## Brief
List, from the lines below, each one with "JSON" in it.
--- Begin ---
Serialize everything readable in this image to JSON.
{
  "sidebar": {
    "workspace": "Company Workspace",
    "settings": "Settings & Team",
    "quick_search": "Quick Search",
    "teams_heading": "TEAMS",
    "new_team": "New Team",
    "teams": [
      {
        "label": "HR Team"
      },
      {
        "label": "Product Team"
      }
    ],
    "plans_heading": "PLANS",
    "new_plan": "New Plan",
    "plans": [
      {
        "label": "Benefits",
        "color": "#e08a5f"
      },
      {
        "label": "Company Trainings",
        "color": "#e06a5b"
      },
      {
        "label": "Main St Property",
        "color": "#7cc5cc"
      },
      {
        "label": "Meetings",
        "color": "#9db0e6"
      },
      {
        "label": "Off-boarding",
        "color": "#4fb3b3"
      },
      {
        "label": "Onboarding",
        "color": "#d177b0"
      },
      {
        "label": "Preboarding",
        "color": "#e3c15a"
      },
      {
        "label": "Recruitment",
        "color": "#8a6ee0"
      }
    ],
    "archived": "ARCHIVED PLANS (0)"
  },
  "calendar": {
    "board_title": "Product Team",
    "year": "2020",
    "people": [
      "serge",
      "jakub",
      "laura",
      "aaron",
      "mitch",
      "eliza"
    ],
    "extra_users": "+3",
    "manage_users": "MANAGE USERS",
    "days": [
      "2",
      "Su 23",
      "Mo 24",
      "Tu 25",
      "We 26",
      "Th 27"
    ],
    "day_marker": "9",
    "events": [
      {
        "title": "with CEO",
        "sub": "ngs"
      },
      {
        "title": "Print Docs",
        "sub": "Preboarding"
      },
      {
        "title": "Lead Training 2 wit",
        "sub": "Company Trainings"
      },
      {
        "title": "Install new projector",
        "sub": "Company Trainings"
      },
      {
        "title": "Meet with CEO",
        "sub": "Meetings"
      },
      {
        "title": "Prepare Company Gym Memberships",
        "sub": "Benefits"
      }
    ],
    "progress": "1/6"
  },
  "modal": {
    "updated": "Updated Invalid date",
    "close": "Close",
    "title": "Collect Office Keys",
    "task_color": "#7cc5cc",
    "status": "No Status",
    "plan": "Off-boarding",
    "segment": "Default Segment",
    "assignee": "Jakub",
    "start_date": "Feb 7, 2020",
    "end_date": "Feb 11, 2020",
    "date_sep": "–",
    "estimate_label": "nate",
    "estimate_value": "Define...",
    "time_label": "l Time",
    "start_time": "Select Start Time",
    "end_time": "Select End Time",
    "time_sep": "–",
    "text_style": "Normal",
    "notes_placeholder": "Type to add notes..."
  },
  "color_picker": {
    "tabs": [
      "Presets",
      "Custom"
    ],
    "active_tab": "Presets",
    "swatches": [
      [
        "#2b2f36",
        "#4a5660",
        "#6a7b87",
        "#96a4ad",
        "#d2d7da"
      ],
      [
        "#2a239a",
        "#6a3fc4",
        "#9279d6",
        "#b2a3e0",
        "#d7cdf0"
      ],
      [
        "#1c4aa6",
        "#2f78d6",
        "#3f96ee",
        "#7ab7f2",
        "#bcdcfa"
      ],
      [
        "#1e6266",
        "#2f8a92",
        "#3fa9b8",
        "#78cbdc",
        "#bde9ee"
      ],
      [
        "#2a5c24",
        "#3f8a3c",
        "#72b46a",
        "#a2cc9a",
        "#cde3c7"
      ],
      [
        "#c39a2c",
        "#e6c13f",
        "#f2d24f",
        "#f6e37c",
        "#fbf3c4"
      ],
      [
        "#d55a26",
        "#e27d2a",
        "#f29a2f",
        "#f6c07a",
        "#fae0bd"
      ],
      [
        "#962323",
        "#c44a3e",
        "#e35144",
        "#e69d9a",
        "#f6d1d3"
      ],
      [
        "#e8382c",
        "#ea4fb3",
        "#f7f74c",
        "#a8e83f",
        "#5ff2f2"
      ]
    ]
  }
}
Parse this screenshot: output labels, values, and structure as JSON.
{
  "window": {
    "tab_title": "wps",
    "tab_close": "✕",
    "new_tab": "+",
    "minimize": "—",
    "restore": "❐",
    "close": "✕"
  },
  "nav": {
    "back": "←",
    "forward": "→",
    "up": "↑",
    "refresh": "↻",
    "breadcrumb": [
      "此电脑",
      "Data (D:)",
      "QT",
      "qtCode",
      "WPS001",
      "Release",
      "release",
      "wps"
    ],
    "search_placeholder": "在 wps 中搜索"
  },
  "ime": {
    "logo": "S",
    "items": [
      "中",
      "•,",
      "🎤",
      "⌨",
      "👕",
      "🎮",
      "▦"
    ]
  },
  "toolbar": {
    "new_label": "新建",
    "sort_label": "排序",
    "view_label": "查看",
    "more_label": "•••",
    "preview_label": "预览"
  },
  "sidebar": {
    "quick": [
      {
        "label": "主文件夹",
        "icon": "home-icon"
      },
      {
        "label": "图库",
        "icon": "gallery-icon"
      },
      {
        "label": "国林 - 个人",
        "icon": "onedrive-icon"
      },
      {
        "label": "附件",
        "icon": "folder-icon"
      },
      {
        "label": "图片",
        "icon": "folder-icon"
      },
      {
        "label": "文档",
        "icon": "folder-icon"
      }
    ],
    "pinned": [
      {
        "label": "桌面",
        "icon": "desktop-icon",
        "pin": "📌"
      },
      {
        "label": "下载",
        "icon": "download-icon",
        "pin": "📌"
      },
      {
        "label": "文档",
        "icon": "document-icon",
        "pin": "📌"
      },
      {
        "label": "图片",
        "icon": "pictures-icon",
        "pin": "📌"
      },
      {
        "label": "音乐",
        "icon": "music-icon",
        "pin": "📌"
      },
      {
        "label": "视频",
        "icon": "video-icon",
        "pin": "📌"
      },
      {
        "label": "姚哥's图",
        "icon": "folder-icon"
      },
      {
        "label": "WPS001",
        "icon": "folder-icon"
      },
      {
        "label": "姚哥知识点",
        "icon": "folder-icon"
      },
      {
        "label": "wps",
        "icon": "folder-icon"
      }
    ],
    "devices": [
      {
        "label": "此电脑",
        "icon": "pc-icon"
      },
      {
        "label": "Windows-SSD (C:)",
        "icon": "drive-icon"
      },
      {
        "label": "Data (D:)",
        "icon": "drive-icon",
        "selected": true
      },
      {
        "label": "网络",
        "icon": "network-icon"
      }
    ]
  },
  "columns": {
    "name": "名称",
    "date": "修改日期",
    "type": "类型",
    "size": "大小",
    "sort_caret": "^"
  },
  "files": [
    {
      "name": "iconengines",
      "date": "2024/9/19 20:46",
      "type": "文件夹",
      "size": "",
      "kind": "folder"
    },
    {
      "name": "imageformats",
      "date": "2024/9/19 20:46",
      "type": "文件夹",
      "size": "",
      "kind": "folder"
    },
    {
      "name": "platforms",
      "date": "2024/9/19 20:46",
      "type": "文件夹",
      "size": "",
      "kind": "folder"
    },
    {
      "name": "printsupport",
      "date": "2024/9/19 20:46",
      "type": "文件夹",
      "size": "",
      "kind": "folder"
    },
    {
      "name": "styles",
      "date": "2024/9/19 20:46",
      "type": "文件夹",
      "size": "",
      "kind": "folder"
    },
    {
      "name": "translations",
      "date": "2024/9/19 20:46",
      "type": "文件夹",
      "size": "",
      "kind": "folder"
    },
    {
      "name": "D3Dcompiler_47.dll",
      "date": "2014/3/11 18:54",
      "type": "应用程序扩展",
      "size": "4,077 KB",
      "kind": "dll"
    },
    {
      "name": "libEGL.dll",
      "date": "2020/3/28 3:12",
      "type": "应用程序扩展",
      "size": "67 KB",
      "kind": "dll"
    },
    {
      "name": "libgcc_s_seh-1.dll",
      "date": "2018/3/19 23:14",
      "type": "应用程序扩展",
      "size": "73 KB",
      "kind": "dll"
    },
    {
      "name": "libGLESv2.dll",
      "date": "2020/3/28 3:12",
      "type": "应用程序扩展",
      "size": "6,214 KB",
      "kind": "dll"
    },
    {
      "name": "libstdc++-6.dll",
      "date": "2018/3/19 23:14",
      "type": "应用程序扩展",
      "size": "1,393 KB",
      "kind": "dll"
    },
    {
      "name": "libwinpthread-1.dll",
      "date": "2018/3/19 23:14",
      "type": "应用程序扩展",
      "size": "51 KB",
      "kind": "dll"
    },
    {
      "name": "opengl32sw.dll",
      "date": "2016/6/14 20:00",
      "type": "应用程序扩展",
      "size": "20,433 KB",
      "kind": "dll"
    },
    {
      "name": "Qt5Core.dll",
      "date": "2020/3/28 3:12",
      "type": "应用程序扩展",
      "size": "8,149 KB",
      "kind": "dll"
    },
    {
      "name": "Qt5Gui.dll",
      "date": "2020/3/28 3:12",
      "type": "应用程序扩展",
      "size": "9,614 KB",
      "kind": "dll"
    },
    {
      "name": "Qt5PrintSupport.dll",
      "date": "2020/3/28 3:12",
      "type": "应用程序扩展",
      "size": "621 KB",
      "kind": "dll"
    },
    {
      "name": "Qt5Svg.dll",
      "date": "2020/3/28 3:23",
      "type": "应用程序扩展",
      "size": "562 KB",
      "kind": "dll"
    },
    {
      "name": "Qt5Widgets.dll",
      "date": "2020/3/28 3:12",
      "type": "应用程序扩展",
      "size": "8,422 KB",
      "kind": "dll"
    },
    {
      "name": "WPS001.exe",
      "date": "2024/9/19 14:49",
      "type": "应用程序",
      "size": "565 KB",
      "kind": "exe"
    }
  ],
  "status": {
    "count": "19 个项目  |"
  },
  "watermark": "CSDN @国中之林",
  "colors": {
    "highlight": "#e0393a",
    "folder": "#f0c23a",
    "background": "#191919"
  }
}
--- End ---
## Exercise result
Serialize everything readable in this image to JSON.
Parse this screenshot: output labels, values, and structure as JSON.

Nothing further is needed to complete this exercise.